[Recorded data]

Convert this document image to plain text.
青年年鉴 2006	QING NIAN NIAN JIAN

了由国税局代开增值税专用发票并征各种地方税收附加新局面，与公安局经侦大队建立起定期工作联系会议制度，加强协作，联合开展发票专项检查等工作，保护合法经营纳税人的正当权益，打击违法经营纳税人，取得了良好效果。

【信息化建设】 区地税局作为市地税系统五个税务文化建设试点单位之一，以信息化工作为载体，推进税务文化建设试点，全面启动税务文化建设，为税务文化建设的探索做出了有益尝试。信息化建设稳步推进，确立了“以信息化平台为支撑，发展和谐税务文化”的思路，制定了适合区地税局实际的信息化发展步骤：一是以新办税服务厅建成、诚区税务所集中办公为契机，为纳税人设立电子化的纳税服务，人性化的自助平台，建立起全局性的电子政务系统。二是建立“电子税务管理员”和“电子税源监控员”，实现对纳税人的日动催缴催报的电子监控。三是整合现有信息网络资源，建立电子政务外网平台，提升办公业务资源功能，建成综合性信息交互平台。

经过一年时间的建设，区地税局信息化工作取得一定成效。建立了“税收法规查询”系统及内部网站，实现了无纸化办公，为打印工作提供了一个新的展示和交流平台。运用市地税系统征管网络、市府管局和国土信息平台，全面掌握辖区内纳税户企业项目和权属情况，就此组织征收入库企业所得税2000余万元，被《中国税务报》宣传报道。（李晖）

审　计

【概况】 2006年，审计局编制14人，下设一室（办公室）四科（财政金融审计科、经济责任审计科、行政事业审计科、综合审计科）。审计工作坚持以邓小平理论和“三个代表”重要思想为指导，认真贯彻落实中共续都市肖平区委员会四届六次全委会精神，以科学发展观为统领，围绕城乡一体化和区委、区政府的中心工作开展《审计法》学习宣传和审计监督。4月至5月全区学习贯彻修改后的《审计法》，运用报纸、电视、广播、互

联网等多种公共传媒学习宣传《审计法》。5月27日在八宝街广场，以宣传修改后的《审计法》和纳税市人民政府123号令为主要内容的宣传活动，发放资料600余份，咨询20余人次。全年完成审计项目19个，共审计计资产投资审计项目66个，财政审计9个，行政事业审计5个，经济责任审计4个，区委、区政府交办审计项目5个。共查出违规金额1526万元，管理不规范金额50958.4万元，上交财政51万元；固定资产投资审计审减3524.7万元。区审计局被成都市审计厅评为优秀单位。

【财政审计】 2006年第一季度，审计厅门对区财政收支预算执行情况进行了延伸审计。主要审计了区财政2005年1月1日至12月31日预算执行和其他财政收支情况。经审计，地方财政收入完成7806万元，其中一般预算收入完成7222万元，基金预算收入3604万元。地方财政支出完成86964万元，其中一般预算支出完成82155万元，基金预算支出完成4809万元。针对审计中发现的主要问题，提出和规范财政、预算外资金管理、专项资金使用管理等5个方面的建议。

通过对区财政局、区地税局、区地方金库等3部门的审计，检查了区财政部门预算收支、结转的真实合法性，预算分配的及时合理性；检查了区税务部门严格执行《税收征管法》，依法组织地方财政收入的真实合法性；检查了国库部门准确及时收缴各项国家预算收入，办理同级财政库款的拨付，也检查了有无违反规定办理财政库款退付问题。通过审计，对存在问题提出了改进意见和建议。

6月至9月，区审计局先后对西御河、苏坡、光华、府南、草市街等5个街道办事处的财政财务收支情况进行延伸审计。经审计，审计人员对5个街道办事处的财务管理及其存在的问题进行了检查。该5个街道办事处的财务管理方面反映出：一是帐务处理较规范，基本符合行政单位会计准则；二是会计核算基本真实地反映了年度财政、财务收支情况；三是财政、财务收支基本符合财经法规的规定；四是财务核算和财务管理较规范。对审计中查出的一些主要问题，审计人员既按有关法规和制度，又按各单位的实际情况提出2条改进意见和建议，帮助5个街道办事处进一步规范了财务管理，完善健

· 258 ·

Stated exercise
Print out every record again, exactly and in full.

Finished exercise
Convert this document image to plain text.
青年年鉴 2006	QING NIAN NIAN JIAN

了由国税局代开增值税专用发票并征各种地方税收附加新局面，与公安局经侦大队建立起定期工作联系会议制度，加强协作，联合开展发票专项检查等工作，保护合法经营纳税人的正当权益，打击违法经营纳税人，取得了良好效果。

【信息化建设】 区地税局作为市地税系统五个税务文化建设试点单位之一，以信息化工作为载体，推进税务文化建设试点，全面启动税务文化建设，为税务文化建设的探索做出了有益尝试。信息化建设稳步推进，确立了“以信息化平台为支撑，发展和谐税务文化”的思路，制定了适合区地税局实际的信息化发展步骤：一是以新办税服务厅建成、诚区税务所集中办公为契机，为纳税人设立电子化的纳税服务，人性化的自助平台，建立起全局性的电子政务系统。二是建立“电子税务管理员”和“电子税源监控员”，实现对纳税人的日动催缴催报的电子监控。三是整合现有信息网络资源，建立电子政务外网平台，提升办公业务资源功能，建成综合性信息交互平台。

经过一年时间的建设，区地税局信息化工作取得一定成效。建立了“税收法规查询”系统及内部网站，实现了无纸化办公，为打印工作提供了一个新的展示和交流平台。运用市地税系统征管网络、市府管局和国土信息平台，全面掌握辖区内纳税户企业项目和权属情况，就此组织征收入库企业所得税2000余万元，被《中国税务报》宣传报道。（李晖）

审　计

【概况】 2006年，审计局编制14人，下设一室（办公室）四科（财政金融审计科、经济责任审计科、行政事业审计科、综合审计科）。审计工作坚持以邓小平理论和“三个代表”重要思想为指导，认真贯彻落实中共续都市肖平区委员会四届六次全委会精神，以科学发展观为统领，围绕城乡一体化和区委、区政府的中心工作开展《审计法》学习宣传和审计监督。4月至5月全区学习贯彻修改后的《审计法》，运用报纸、电视、广播、互

联网等多种公共传媒学习宣传《审计法》。5月27日在八宝街广场，以宣传修改后的《审计法》和纳税市人民政府123号令为主要内容的宣传活动，发放资料600余份，咨询20余人次。全年完成审计项目19个，共审计计资产投资审计项目66个，财政审计9个，行政事业审计5个，经济责任审计4个，区委、区政府交办审计项目5个。共查出违规金额1526万元，管理不规范金额50958.4万元，上交财政51万元；固定资产投资审计审减3524.7万元。区审计局被成都市审计厅评为优秀单位。

【财政审计】 2006年第一季度，审计厅门对区财政收支预算执行情况进行了延伸审计。主要审计了区财政2005年1月1日至12月31日预算执行和其他财政收支情况。经审计，地方财政收入完成7806万元，其中一般预算收入完成7222万元，基金预算收入3604万元。地方财政支出完成86964万元，其中一般预算支出完成82155万元，基金预算支出完成4809万元。针对审计中发现的主要问题，提出和规范财政、预算外资金管理、专项资金使用管理等5个方面的建议。

通过对区财政局、区地税局、区地方金库等3部门的审计，检查了区财政部门预算收支、结转的真实合法性，预算分配的及时合理性；检查了区税务部门严格执行《税收征管法》，依法组织地方财政收入的真实合法性；检查了国库部门准确及时收缴各项国家预算收入，办理同级财政库款的拨付，也检查了有无违反规定办理财政库款退付问题。通过审计，对存在问题提出了改进意见和建议。

6月至9月，区审计局先后对西御河、苏坡、光华、府南、草市街等5个街道办事处的财政财务收支情况进行延伸审计。经审计，审计人员对5个街道办事处的财务管理及其存在的问题进行了检查。该5个街道办事处的财务管理方面反映出：一是帐务处理较规范，基本符合行政单位会计准则；二是会计核算基本真实地反映了年度财政、财务收支情况；三是财政、财务收支基本符合财经法规的规定；四是财务核算和财务管理较规范。对审计中查出的一些主要问题，审计人员既按有关法规和制度，又按各单位的实际情况提出2条改进意见和建议，帮助5个街道办事处进一步规范了财务管理，完善健

· 258 ·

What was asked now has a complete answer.